◆ **Task instructions**:
Write out the listing in full, matching it word for word.

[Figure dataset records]

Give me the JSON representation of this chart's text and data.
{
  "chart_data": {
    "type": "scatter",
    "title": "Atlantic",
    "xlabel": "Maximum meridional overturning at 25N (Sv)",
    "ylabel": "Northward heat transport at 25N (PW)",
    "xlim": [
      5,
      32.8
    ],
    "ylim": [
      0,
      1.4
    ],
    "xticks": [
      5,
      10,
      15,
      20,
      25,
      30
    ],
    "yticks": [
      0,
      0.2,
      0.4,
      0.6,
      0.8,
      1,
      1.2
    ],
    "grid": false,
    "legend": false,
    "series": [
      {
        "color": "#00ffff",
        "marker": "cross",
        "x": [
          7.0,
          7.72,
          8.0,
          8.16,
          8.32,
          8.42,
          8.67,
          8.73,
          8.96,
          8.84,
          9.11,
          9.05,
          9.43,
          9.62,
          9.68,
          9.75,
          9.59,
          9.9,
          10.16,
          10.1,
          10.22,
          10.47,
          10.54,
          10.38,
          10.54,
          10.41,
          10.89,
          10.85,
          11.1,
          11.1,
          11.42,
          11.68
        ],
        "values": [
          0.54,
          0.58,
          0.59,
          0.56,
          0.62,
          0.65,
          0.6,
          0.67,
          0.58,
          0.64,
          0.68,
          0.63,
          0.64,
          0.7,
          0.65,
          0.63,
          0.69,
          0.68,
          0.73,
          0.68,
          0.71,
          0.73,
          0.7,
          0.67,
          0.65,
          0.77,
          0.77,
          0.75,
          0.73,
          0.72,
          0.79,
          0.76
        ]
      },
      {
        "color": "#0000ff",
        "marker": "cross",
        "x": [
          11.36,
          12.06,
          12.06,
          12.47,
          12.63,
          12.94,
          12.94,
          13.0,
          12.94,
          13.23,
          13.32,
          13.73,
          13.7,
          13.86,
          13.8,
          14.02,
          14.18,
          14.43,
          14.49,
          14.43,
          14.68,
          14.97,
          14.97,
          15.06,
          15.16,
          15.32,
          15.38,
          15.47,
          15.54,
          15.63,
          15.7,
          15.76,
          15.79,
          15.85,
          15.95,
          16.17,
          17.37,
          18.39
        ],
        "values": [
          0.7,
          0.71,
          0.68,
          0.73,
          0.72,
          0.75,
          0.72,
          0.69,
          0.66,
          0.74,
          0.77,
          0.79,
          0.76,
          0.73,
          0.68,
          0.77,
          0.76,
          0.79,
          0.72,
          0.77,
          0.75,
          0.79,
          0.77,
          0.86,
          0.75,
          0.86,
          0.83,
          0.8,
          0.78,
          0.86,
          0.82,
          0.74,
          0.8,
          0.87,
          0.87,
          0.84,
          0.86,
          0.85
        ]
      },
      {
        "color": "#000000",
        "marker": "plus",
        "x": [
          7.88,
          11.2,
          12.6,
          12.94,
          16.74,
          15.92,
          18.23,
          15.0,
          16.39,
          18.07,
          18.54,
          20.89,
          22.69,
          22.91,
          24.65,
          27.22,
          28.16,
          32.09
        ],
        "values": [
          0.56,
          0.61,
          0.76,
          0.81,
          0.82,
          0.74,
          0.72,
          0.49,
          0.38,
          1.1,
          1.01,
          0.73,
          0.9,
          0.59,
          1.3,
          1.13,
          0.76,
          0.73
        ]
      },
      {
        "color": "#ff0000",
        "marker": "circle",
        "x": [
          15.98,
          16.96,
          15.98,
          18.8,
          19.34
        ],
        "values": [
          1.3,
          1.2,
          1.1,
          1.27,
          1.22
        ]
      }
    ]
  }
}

◆ **Output of the task**:
Give me the JSON representation of this chart's text and data.
{
  "chart_data": {
    "type": "scatter",
    "title": "Atlantic",
    "xlabel": "Maximum meridional overturning at 25N (Sv)",
    "ylabel": "Northward heat transport at 25N (PW)",
    "xlim": [
      5,
      32.8
    ],
    "ylim": [
      0,
      1.4
    ],
    "xticks": [
      5,
      10,
      15,
      20,
      25,
      30
    ],
    "yticks": [
      0,
      0.2,
      0.4,
      0.6,
      0.8,
      1,
      1.2
    ],
    "grid": false,
    "legend": false,
    "series": [
      {
        "color": "#00ffff",
        "marker": "cross",
        "x": [
          7.0,
          7.72,
          8.0,
          8.16,
          8.32,
          8.42,
          8.67,
          8.73,
          8.96,
          8.84,
          9.11,
          9.05,
          9.43,
          9.62,
          9.68,
          9.75,
          9.59,
          9.9,
          10.16,
          10.1,
          10.22,
          10.47,
          10.54,
          10.38,
          10.54,
          10.41,
          10.89,
          10.85,
          11.1,
          11.1,
          11.42,
          11.68
        ],
        "values": [
          0.54,
          0.58,
          0.59,
          0.56,
          0.62,
          0.65,
          0.6,
          0.67,
          0.58,
          0.64,
          0.68,
          0.63,
          0.64,
          0.7,
          0.65,
          0.63,
          0.69,
          0.68,
          0.73,
          0.68,
          0.71,
          0.73,
          0.7,
          0.67,
          0.65,
          0.77,
          0.77,
          0.75,
          0.73,
          0.72,
          0.79,
          0.76
        ]
      },
      {
        "color": "#0000ff",
        "marker": "cross",
        "x": [
          11.36,
          12.06,
          12.06,
          12.47,
          12.63,
          12.94,
          12.94,
          13.0,
          12.94,
          13.23,
          13.32,
          13.73,
          13.7,
          13.86,
          13.8,
          14.02,
          14.18,
          14.43,
          14.49,
          14.43,
          14.68,
          14.97,
          14.97,
          15.06,
          15.16,
          15.32,
          15.38,
          15.47,
          15.54,
          15.63,
          15.7,
          15.76,
          15.79,
          15.85,
          15.95,
          16.17,
          17.37,
          18.39
        ],
        "values": [
          0.7,
          0.71,
          0.68,
          0.73,
          0.72,
          0.75,
          0.72,
          0.69,
          0.66,
          0.74,
          0.77,
          0.79,
          0.76,
          0.73,
          0.68,
          0.77,
          0.76,
          0.79,
          0.72,
          0.77,
          0.75,
          0.79,
          0.77,
          0.86,
          0.75,
          0.86,
          0.83,
          0.8,
          0.78,
          0.86,
          0.82,
          0.74,
          0.8,
          0.87,
          0.87,
          0.84,
          0.86,
          0.85
        ]
      },
      {
        "color": "#000000",
        "marker": "plus",
        "x": [
          7.88,
          11.2,
          12.6,
          12.94,
          16.74,
          15.92,
          18.23,
          15.0,
          16.39,
          18.07,
          18.54,
          20.89,
          22.69,
          22.91,
          24.65,
          27.22,
          28.16,
          32.09
        ],
        "values": [
          0.56,
          0.61,
          0.76,
          0.81,
          0.82,
          0.74,
          0.72,
          0.49,
          0.38,
          1.1,
          1.01,
          0.73,
          0.9,
          0.59,
          1.3,
          1.13,
          0.76,
          0.73
        ]
      },
      {
        "color": "#ff0000",
        "marker": "circle",
        "x": [
          15.98,
          16.96,
          15.98,
          18.8,
          19.34
        ],
        "values": [
          1.3,
          1.2,
          1.1,
          1.27,
          1.22
        ]
      }
    ]
  }
}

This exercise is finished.